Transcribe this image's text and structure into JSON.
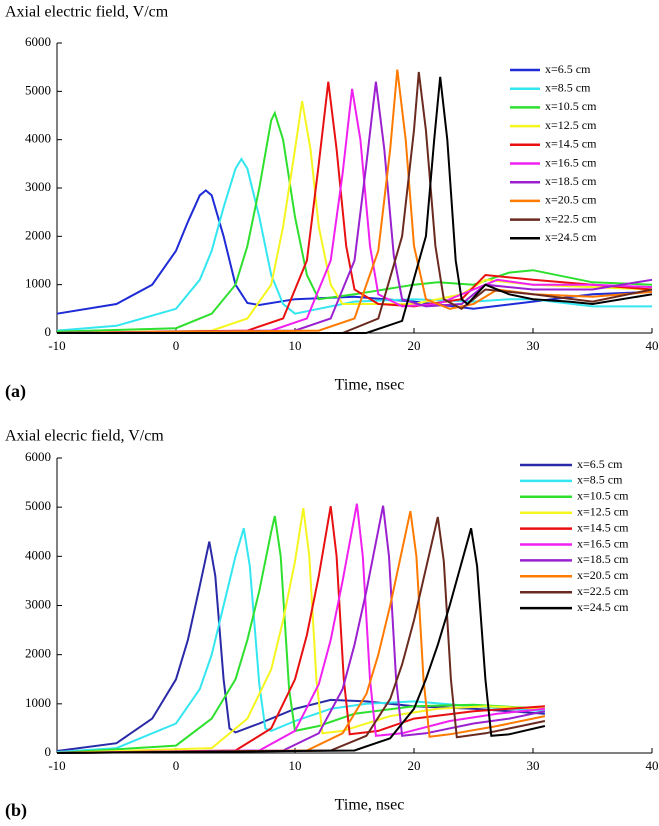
{
  "chart_data": [
    {
      "type": "line",
      "title": "Axial electric field, V/cm",
      "xlabel": "Time, nsec",
      "panel_label": "(a)",
      "xlim": [
        -10,
        40
      ],
      "ylim": [
        0,
        6000
      ],
      "xticks": [
        -10,
        0,
        10,
        20,
        30,
        40
      ],
      "yticks": [
        0,
        1000,
        2000,
        3000,
        4000,
        5000,
        6000
      ],
      "series": [
        {
          "name": "x=6.5 cm",
          "color": "#1f2bd6",
          "x": [
            -10,
            -5,
            -2,
            0,
            1,
            2,
            2.5,
            3,
            4,
            5,
            6,
            7,
            10,
            15,
            20,
            25,
            30,
            35,
            40
          ],
          "values": [
            400,
            600,
            1000,
            1700,
            2300,
            2850,
            2950,
            2850,
            2000,
            1000,
            620,
            580,
            700,
            750,
            650,
            500,
            650,
            800,
            850
          ]
        },
        {
          "name": "x=8.5 cm",
          "color": "#33e6f0",
          "x": [
            -10,
            -5,
            0,
            2,
            3,
            4,
            5,
            5.5,
            6,
            7,
            8,
            9,
            10,
            12,
            15,
            20,
            25,
            28,
            30,
            35,
            40
          ],
          "values": [
            50,
            150,
            500,
            1100,
            1700,
            2600,
            3400,
            3600,
            3400,
            2400,
            1200,
            600,
            400,
            500,
            650,
            700,
            650,
            700,
            700,
            550,
            550
          ]
        },
        {
          "name": "x=10.5 cm",
          "color": "#2ee02e",
          "x": [
            -10,
            0,
            3,
            5,
            6,
            7,
            8,
            8.3,
            9,
            10,
            11,
            12,
            15,
            20,
            22,
            25,
            28,
            30,
            35,
            40
          ],
          "values": [
            30,
            100,
            400,
            1000,
            1800,
            3000,
            4400,
            4550,
            4000,
            2400,
            1200,
            700,
            800,
            1000,
            1050,
            1000,
            1250,
            1300,
            1050,
            1000
          ]
        },
        {
          "name": "x=12.5 cm",
          "color": "#f5f520",
          "x": [
            -10,
            3,
            6,
            8,
            9,
            10,
            10.6,
            11.3,
            12,
            13,
            14,
            16,
            20,
            24,
            26,
            30,
            35,
            40
          ],
          "values": [
            0,
            50,
            300,
            1000,
            2200,
            3800,
            4800,
            3800,
            2200,
            1000,
            600,
            600,
            600,
            800,
            1100,
            1000,
            950,
            900
          ]
        },
        {
          "name": "x=14.5 cm",
          "color": "#e81010",
          "x": [
            -10,
            6,
            9,
            11,
            12,
            12.8,
            13.5,
            14.3,
            15,
            17,
            20,
            24,
            26,
            30,
            35,
            40
          ],
          "values": [
            0,
            50,
            300,
            1500,
            3500,
            5200,
            3800,
            1800,
            900,
            600,
            550,
            700,
            1200,
            1100,
            1000,
            900
          ]
        },
        {
          "name": "x=16.5 cm",
          "color": "#f020f0",
          "x": [
            -10,
            8,
            11,
            13,
            14,
            14.8,
            15.5,
            16.3,
            17,
            19,
            22,
            25,
            27,
            30,
            35,
            40
          ],
          "values": [
            0,
            50,
            300,
            1500,
            3300,
            5050,
            4000,
            1800,
            800,
            550,
            600,
            900,
            1100,
            1000,
            1000,
            950
          ]
        },
        {
          "name": "x=18.5 cm",
          "color": "#9a20d0",
          "x": [
            -10,
            10,
            13,
            15,
            16,
            16.8,
            17.5,
            18.3,
            19,
            21,
            24,
            26,
            30,
            35,
            40
          ],
          "values": [
            0,
            50,
            300,
            1500,
            3500,
            5200,
            3800,
            1600,
            700,
            550,
            600,
            1000,
            900,
            900,
            1100
          ]
        },
        {
          "name": "x=20.5 cm",
          "color": "#ff7a00",
          "x": [
            -10,
            12,
            15,
            17,
            18,
            18.6,
            19.3,
            20,
            21,
            23,
            25,
            27,
            30,
            35,
            40
          ],
          "values": [
            0,
            50,
            300,
            1700,
            3800,
            5450,
            4000,
            1800,
            700,
            500,
            600,
            900,
            800,
            750,
            850
          ]
        },
        {
          "name": "x=22.5 cm",
          "color": "#6a2a20",
          "x": [
            -10,
            14,
            17,
            19,
            20,
            20.4,
            21,
            21.8,
            22.5,
            24,
            26,
            30,
            35,
            40
          ],
          "values": [
            0,
            0,
            300,
            2000,
            4200,
            5400,
            4200,
            1800,
            700,
            500,
            900,
            800,
            650,
            900
          ]
        },
        {
          "name": "x=24.5 cm",
          "color": "#000000",
          "x": [
            -10,
            16,
            19,
            21,
            21.7,
            22.2,
            22.8,
            23.5,
            24,
            24.5,
            26,
            28,
            30,
            33,
            35,
            40
          ],
          "values": [
            0,
            0,
            250,
            2000,
            4000,
            5300,
            4000,
            1500,
            700,
            600,
            1000,
            800,
            700,
            650,
            600,
            800
          ]
        }
      ]
    },
    {
      "type": "line",
      "title": "Axial elecric field, V/cm",
      "xlabel": "Time, nsec",
      "panel_label": "(b)",
      "xlim": [
        -10,
        40
      ],
      "ylim": [
        0,
        6000
      ],
      "xticks": [
        -10,
        0,
        10,
        20,
        30,
        40
      ],
      "yticks": [
        0,
        1000,
        2000,
        3000,
        4000,
        5000,
        6000
      ],
      "series": [
        {
          "name": "x=6.5 cm",
          "color": "#2a2aa8",
          "x": [
            -10,
            -5,
            -2,
            0,
            1,
            2,
            2.8,
            3.3,
            4,
            4.5,
            5,
            7,
            10,
            13,
            16,
            20,
            25,
            31
          ],
          "values": [
            40,
            200,
            700,
            1500,
            2300,
            3400,
            4300,
            3600,
            1500,
            500,
            420,
            600,
            900,
            1080,
            1050,
            950,
            900,
            800
          ]
        },
        {
          "name": "x=8.5 cm",
          "color": "#33e6f0",
          "x": [
            -10,
            -5,
            0,
            2,
            3,
            4,
            5,
            5.7,
            6.2,
            7,
            7.5,
            8,
            10,
            13,
            16,
            20,
            25,
            31
          ],
          "values": [
            20,
            100,
            600,
            1300,
            2000,
            3000,
            4000,
            4570,
            3800,
            1400,
            500,
            450,
            650,
            900,
            1000,
            1050,
            950,
            850
          ]
        },
        {
          "name": "x=10.5 cm",
          "color": "#2ee02e",
          "x": [
            -10,
            0,
            3,
            5,
            6,
            7,
            8,
            8.3,
            8.8,
            9.5,
            10,
            12,
            15,
            20,
            25,
            31
          ],
          "values": [
            0,
            150,
            700,
            1500,
            2300,
            3300,
            4500,
            4820,
            4000,
            1300,
            450,
            550,
            800,
            950,
            980,
            900
          ]
        },
        {
          "name": "x=12.5 cm",
          "color": "#f5f520",
          "x": [
            -10,
            3,
            6,
            8,
            9,
            10,
            10.7,
            11.2,
            11.8,
            12.3,
            14,
            18,
            22,
            26,
            31
          ],
          "values": [
            0,
            100,
            700,
            1700,
            2700,
            3900,
            4980,
            4000,
            1500,
            400,
            450,
            750,
            900,
            950,
            900
          ]
        },
        {
          "name": "x=14.5 cm",
          "color": "#e81010",
          "x": [
            -10,
            5,
            8,
            10,
            11,
            12,
            13,
            13.5,
            14.1,
            14.6,
            17,
            20,
            25,
            31
          ],
          "values": [
            0,
            50,
            500,
            1500,
            2400,
            3600,
            5020,
            4000,
            1500,
            380,
            450,
            700,
            850,
            950
          ]
        },
        {
          "name": "x=16.5 cm",
          "color": "#f020f0",
          "x": [
            -10,
            7,
            10,
            12,
            13,
            14,
            15.2,
            15.7,
            16.3,
            16.8,
            19,
            23,
            27,
            31
          ],
          "values": [
            0,
            50,
            450,
            1400,
            2300,
            3500,
            5070,
            4000,
            1500,
            350,
            400,
            650,
            800,
            900
          ]
        },
        {
          "name": "x=18.5 cm",
          "color": "#9a20d0",
          "x": [
            -10,
            9,
            12,
            14,
            15,
            16,
            17.4,
            17.9,
            18.5,
            19,
            21,
            25,
            28,
            31
          ],
          "values": [
            0,
            50,
            400,
            1300,
            2200,
            3300,
            5030,
            4000,
            1500,
            350,
            400,
            600,
            700,
            850
          ]
        },
        {
          "name": "x=20.5 cm",
          "color": "#ff7a00",
          "x": [
            -10,
            11,
            14,
            16,
            17,
            18,
            19.7,
            20.2,
            20.8,
            21.3,
            23,
            27,
            31
          ],
          "values": [
            0,
            50,
            400,
            1200,
            2000,
            3000,
            4920,
            4000,
            1500,
            330,
            380,
            550,
            750
          ]
        },
        {
          "name": "x=22.5 cm",
          "color": "#6a2a20",
          "x": [
            -10,
            13,
            16,
            18,
            19,
            20,
            22,
            22.5,
            23.1,
            23.6,
            26,
            29,
            31
          ],
          "values": [
            0,
            50,
            350,
            1100,
            1800,
            2700,
            4800,
            3900,
            1500,
            320,
            400,
            550,
            650
          ]
        },
        {
          "name": "x=24.5 cm",
          "color": "#000000",
          "x": [
            -10,
            15,
            18,
            20,
            21,
            22,
            23,
            24.8,
            25.3,
            26,
            26.5,
            28,
            31
          ],
          "values": [
            0,
            50,
            300,
            900,
            1500,
            2200,
            3000,
            4570,
            3800,
            1500,
            350,
            380,
            550
          ]
        }
      ]
    }
  ]
}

+++++

__Problem statement__: Take each line containing the string "title" and copy it out.

__Result of this task__:
      "title": "Axial electric field, V/cm",
      "title": "Axial elecric field, V/cm",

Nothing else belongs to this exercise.